**練習問題:**
a. 下の本文のうち、「1966年、チャールズの母は」で始まり「見ようという軽いものだった。」で終わる部分を、一字も変えずに書き写してください。
b. 本文によると、チャールズが海軍を円満除隊したのは何年ですか。
c. 本文に出てくる西暦の年を、重ならないようにすべて挙げてください。
-------- 本文 --------
以下は、ザ!世界仰天ニュースで取り上げられていた内容です。

1966年08月01日、アメリカ・テキサス州オースティン。テキサス大学オースティン校の平和なキャンパスが突然の惨劇に見舞われた。この大学で建築工学を学ぶ大学院生であるチャールズ・ホイットマンが、本館時計塔にカービン銃や狙撃ライフル等の銃器、食料等を持ち込み、午前11時48分、受付嬢や見学者を殺害した後に時計塔展望台に立て籠もり、眼下の人を次々に撃ち始めた。

すぐさま地元の警官隊が出動し、展望台の男に向かって銃撃を開始するも、90メートルもの高さを利用した男の射撃に歯が立たず、警官が地下水道からタワーに侵入してチャールズを射殺するまでの96分の間に警官や一般市民など14名(妊婦のお腹にいた胎児含む)の犠牲者と31名の負傷者を出した。

彼、チャールズ・ホイットマンはフロリダ州レイクワースで裕福な家庭の3人兄弟の長男として生まれ、6歳の時にはテストでIQ 138を出すなど、優秀で素直な子供だった。だが、父親は気難しく支配的な人間で、DVを行う男だった。

1959年、チャールズは18歳で家を出るため、父親に反対されるも海軍に入隊する。真面目で成績も優秀な模範兵だったチャールズは、1961年、奨学金を貰い、兵士の身分のまま大学で学ぶこととなった。大学入学の翌年、同じ大学のキャサリン・ライスナーと結婚。だがキューバ危機が発生し、チャールズは海軍に緊急招集され、大学も辞め、妻キャシーとも離れ離れに…。キャシーへの思いと再び建築学を学びたいという気持ちに海軍を辞める決意をする。こうして1964年、チャールズは海軍を円満除隊し、テキサス州に戻ってきた。チャールズとキャシーは順調な毎日を送っていたが、実家では相変わらず父親が母親に暴力を振るっていた。そんな頃、チャールズは突如原因不明の発作的な暴力衝動や激しい頭痛に悩まされるようになっていた。

1966年、チャールズの母は父である夫と別れることを決めた。チャールズの手伝いで、母親はフロリダからチャールズが住むオースティンへ引っ越してきた。だが、チャールズの衝動やひどい頭痛は更に悪化した。妻を殴った時の高揚感…あれほど憎んでいた父親と同じようになっている自分。後悔してもまた同じ衝動に駆られてしまう。

チャールズは、自身の精神状態を医師に相談した。チャールズはこれまでの生い立ちや精神状態を医師に説明した。医師の判断は、幼い頃、お父さんから受けた暴力が強烈なトラウマなんだろう、薬を出すから様子を見ようという軽いものだった。
-------- データ項目 --------
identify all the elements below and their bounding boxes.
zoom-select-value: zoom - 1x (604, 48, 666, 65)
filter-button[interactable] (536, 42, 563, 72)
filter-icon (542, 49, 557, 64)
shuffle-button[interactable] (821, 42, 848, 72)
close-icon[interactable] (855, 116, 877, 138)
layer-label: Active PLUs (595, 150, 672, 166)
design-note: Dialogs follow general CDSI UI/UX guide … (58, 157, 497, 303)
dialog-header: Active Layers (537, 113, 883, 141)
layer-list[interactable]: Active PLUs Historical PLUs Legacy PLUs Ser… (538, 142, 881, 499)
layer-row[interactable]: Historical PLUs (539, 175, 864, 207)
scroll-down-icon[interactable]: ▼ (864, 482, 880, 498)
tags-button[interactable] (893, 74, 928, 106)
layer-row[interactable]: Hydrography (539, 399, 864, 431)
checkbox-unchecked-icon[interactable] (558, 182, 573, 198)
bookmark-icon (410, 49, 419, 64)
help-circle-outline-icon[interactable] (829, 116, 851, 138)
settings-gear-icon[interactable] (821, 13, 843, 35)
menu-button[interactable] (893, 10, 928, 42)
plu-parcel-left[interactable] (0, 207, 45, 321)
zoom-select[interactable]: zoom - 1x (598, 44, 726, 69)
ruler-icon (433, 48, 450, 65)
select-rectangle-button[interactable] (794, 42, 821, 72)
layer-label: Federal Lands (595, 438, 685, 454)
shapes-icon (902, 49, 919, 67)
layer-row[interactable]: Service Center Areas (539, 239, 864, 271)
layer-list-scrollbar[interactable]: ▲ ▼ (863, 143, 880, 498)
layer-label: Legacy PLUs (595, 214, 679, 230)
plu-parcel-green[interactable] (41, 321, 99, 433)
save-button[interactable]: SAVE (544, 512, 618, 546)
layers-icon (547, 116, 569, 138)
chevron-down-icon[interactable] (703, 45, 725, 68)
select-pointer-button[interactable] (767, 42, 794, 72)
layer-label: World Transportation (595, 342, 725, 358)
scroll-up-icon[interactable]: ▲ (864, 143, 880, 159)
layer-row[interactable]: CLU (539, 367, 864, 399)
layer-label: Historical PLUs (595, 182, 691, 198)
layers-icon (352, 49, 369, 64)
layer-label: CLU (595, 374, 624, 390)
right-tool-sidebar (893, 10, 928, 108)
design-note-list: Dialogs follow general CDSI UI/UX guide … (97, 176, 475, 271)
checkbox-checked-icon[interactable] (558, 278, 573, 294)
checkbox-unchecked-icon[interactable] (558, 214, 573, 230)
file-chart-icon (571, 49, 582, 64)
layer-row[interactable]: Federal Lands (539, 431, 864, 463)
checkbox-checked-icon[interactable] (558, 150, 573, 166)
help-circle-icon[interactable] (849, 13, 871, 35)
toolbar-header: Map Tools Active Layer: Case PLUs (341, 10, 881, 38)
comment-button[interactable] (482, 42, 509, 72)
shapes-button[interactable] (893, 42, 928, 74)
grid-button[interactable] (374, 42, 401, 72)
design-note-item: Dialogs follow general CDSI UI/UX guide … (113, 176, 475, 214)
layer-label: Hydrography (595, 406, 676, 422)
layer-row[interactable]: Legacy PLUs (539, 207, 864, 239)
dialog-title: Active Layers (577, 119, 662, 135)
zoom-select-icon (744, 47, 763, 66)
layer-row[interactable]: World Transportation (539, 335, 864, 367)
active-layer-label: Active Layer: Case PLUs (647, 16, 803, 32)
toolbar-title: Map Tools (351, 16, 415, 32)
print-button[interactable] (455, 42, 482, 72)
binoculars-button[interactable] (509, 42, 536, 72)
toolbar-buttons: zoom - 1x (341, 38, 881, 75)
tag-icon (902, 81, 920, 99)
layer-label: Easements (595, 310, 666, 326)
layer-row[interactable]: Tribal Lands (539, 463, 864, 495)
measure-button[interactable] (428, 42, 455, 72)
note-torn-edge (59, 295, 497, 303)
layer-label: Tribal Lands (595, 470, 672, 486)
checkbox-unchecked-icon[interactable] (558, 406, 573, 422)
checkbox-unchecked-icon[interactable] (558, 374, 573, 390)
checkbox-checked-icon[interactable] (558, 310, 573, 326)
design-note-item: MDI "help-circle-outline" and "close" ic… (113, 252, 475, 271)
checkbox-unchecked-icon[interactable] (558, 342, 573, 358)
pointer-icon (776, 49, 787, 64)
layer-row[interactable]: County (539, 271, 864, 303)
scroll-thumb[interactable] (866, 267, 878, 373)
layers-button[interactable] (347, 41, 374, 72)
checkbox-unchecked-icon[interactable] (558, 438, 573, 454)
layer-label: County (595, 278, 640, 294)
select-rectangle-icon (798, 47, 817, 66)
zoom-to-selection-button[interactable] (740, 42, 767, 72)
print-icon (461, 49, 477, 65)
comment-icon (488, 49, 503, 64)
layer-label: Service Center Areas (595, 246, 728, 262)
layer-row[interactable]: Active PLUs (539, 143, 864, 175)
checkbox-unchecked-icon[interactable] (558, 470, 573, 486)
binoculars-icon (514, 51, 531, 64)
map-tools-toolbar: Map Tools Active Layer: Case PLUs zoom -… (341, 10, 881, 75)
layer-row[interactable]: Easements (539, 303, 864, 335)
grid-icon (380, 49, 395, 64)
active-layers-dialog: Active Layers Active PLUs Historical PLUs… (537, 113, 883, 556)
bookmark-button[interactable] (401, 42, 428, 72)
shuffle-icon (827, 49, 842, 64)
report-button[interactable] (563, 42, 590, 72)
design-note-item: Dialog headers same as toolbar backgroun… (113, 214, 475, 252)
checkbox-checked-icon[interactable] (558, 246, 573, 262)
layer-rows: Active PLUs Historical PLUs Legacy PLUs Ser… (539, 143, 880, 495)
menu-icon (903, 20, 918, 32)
--------
**解答:**
a.
1966年、チャールズの母は父である夫と別れることを決めた。チャールズの手伝いで、母親はフロリダからチャールズが住むオースティンへ引っ越してきた。だが、チャールズの衝動やひどい頭痛は更に悪化した。妻を殴った時の高揚感…あれほど憎んでいた父親と同じようになっている自分。後悔してもまた同じ衝動に駆られてしまう。

チャールズは、自身の精神状態を医師に相談した。チャールズはこれまでの生い立ちや精神状態を医師に説明した。医師の判断は、幼い頃、お父さんから受けた暴力が強烈なトラウマなんだろう、薬を出すから様子を見ようという軽いものだった。

b. 1964年

c. 1959年、1961年、1964年、1966年